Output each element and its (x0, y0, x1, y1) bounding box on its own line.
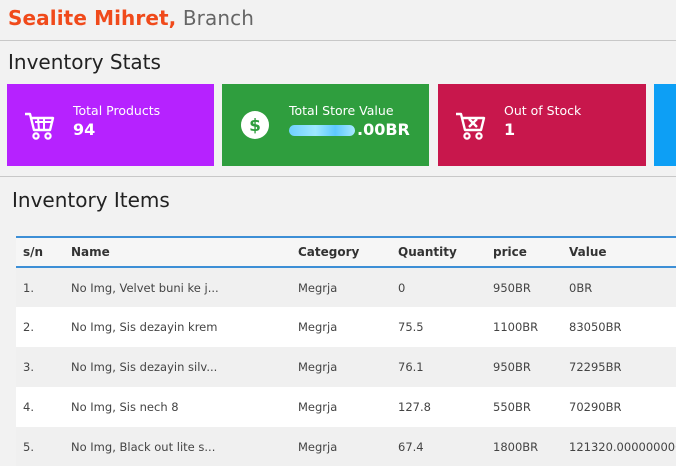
column-header[interactable]: s/n (16, 237, 64, 267)
table-cell: 950BR (493, 360, 531, 374)
table-cell: No Img, Sis dezayin krem (71, 320, 218, 334)
card-label: Total Products (73, 103, 161, 118)
stats-title: Inventory Stats (8, 50, 161, 74)
dollar-icon: $ (241, 111, 269, 139)
branch-label: Branch (182, 6, 254, 30)
table-cell: 550BR (493, 400, 531, 414)
table-row[interactable]: 1. No Img, Velvet buni ke j... Megrja 0 950B… (16, 267, 676, 307)
stats-cards: Total Products 94 $ Total Store Value .0… (7, 84, 676, 166)
card-value: .00BR (289, 120, 410, 139)
table-cell: 0BR (569, 280, 593, 295)
card-value: 1 (504, 120, 516, 139)
column-header[interactable]: Category (291, 237, 391, 267)
table-cell: 83050BR (569, 320, 622, 334)
table-cell: 70290BR (569, 400, 622, 414)
table-cell: 67.4 (398, 440, 424, 454)
table-cell: 5. (23, 440, 34, 454)
out-of-stock-card[interactable]: Out of Stock 1 (438, 84, 646, 166)
store-value-card[interactable]: $ Total Store Value .00BR (222, 84, 429, 166)
table-cell: 76.1 (398, 360, 424, 374)
table-cell: Megrja (298, 360, 338, 374)
table-row[interactable]: 3. No Img, Sis dezayin silv... Megrja 76.1 9… (16, 347, 676, 387)
table-cell: No Img, Black out lite s... (71, 440, 216, 454)
table-row[interactable]: 5. No Img, Black out lite s... Megrja 67.4 1… (16, 427, 676, 466)
table-cell: 1800BR (493, 440, 539, 454)
inventory-table: s/n Name Category Quantity price Value 1. No I… (16, 236, 676, 466)
table-cell: 72295BR (569, 360, 622, 374)
cart-icon (25, 112, 55, 140)
column-header[interactable]: Value (562, 237, 676, 267)
table-cell: Megrja (298, 440, 338, 454)
column-header[interactable]: price (486, 237, 562, 267)
svg-text:$: $ (249, 116, 261, 136)
table-cell: No Img, Sis dezayin silv... (71, 360, 218, 374)
table-cell: 4. (23, 400, 34, 414)
stats-divider (0, 176, 676, 177)
table-row[interactable]: 4. No Img, Sis nech 8 Megrja 127.8 550BR 7029… (16, 387, 676, 427)
table-cell: 2. (23, 320, 34, 334)
extra-stat-card[interactable] (654, 84, 676, 166)
store-name: Sealite Mihret, (8, 6, 177, 30)
card-label: Out of Stock (504, 103, 582, 118)
cart-remove-icon (456, 112, 486, 140)
table-cell: 127.8 (398, 400, 431, 414)
table-header-row: s/n Name Category Quantity price Value (16, 237, 676, 267)
table-cell: Megrja (298, 280, 338, 295)
header-divider (0, 40, 676, 41)
table-cell: 1100BR (493, 320, 539, 334)
table-cell: Megrja (298, 320, 338, 334)
table-cell: 0 (398, 280, 406, 295)
table-cell: No Img, Sis nech 8 (71, 400, 179, 414)
table-cell: No Img, Velvet buni ke j... (71, 280, 219, 295)
page-header: Sealite Mihret, Branch (8, 6, 254, 30)
total-products-card[interactable]: Total Products 94 (7, 84, 214, 166)
card-value: 94 (73, 120, 96, 139)
table-cell: 3. (23, 360, 34, 374)
table-cell: 121320.0000000000 (569, 440, 676, 454)
table-cell: 75.5 (398, 320, 424, 334)
table-cell: 1. (23, 280, 34, 295)
table-cell: 950BR (493, 280, 531, 295)
column-header[interactable]: Quantity (391, 237, 486, 267)
table-cell: Megrja (298, 400, 338, 414)
items-title: Inventory Items (12, 188, 170, 212)
table-row[interactable]: 2. No Img, Sis dezayin krem Megrja 75.5 1100… (16, 307, 676, 347)
card-label: Total Store Value (289, 103, 394, 118)
redacted-value (289, 125, 355, 136)
column-header[interactable]: Name (64, 237, 291, 267)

# STATED EXERCISE
Swap "Megrja" for "Fabric" everywhere it occurs in the material above, and give the lines again with everything else unchanged and the picture left out.

# RESPONSE FOR THIS EXERCISE
Output each element and its (x0, y0, x1, y1) bounding box on its own line.
column-header[interactable]: s/n (16, 237, 64, 267)
table-cell: 950BR (493, 360, 531, 374)
table-cell: No Img, Sis dezayin krem (71, 320, 218, 334)
card-label: Total Products (73, 103, 161, 118)
stats-title: Inventory Stats (8, 50, 161, 74)
dollar-icon: $ (241, 111, 269, 139)
branch-label: Branch (182, 6, 254, 30)
table-cell: 550BR (493, 400, 531, 414)
table-row[interactable]: 1. No Img, Velvet buni ke j... Fabric 0 950B… (16, 267, 676, 307)
stats-cards: Total Products 94 $ Total Store Value .0… (7, 84, 676, 166)
card-value: .00BR (289, 120, 410, 139)
table-cell: 0BR (569, 280, 593, 295)
card-value: 1 (504, 120, 516, 139)
column-header[interactable]: Category (291, 237, 391, 267)
table-cell: 83050BR (569, 320, 622, 334)
table-cell: 70290BR (569, 400, 622, 414)
table-cell: 67.4 (398, 440, 424, 454)
table-cell: 5. (23, 440, 34, 454)
out-of-stock-card[interactable]: Out of Stock 1 (438, 84, 646, 166)
store-value-card[interactable]: $ Total Store Value .00BR (222, 84, 429, 166)
table-cell: 76.1 (398, 360, 424, 374)
table-cell: Fabric (298, 360, 338, 374)
table-row[interactable]: 3. No Img, Sis dezayin silv... Fabric 76.1 9… (16, 347, 676, 387)
table-cell: No Img, Black out lite s... (71, 440, 216, 454)
table-row[interactable]: 5. No Img, Black out lite s... Fabric 67.4 1… (16, 427, 676, 466)
table-cell: 1800BR (493, 440, 539, 454)
inventory-table: s/n Name Category Quantity price Value 1. No I… (16, 236, 676, 466)
table-cell: 72295BR (569, 360, 622, 374)
cart-icon (25, 112, 55, 140)
column-header[interactable]: Value (562, 237, 676, 267)
table-cell: Fabric (298, 440, 338, 454)
column-header[interactable]: price (486, 237, 562, 267)
svg-text:$: $ (249, 116, 261, 136)
table-cell: No Img, Sis dezayin silv... (71, 360, 218, 374)
table-cell: 4. (23, 400, 34, 414)
stats-divider (0, 176, 676, 177)
table-row[interactable]: 4. No Img, Sis nech 8 Fabric 127.8 550BR 7029… (16, 387, 676, 427)
table-cell: 2. (23, 320, 34, 334)
extra-stat-card[interactable] (654, 84, 676, 166)
store-name: Sealite Mihret, (8, 6, 177, 30)
card-label: Out of Stock (504, 103, 582, 118)
cart-remove-icon (456, 112, 486, 140)
table-cell: 127.8 (398, 400, 431, 414)
table-header-row: s/n Name Category Quantity price Value (16, 237, 676, 267)
table-cell: Fabric (298, 280, 338, 295)
header-divider (0, 40, 676, 41)
table-cell: 1100BR (493, 320, 539, 334)
table-cell: Fabric (298, 320, 338, 334)
table-cell: 0 (398, 280, 406, 295)
table-cell: No Img, Sis nech 8 (71, 400, 179, 414)
table-cell: No Img, Velvet buni ke j... (71, 280, 219, 295)
page-header: Sealite Mihret, Branch (8, 6, 254, 30)
total-products-card[interactable]: Total Products 94 (7, 84, 214, 166)
card-value: 94 (73, 120, 96, 139)
table-cell: 3. (23, 360, 34, 374)
table-cell: 121320.0000000000 (569, 440, 676, 454)
table-cell: 75.5 (398, 320, 424, 334)
table-cell: 1. (23, 280, 34, 295)
table-cell: 950BR (493, 280, 531, 295)
column-header[interactable]: Quantity (391, 237, 486, 267)
table-cell: Fabric (298, 400, 338, 414)
items-title: Inventory Items (12, 188, 170, 212)
table-row[interactable]: 2. No Img, Sis dezayin krem Fabric 75.5 1100… (16, 307, 676, 347)
card-label: Total Store Value (289, 103, 394, 118)
redacted-value (289, 125, 355, 136)
column-header[interactable]: Name (64, 237, 291, 267)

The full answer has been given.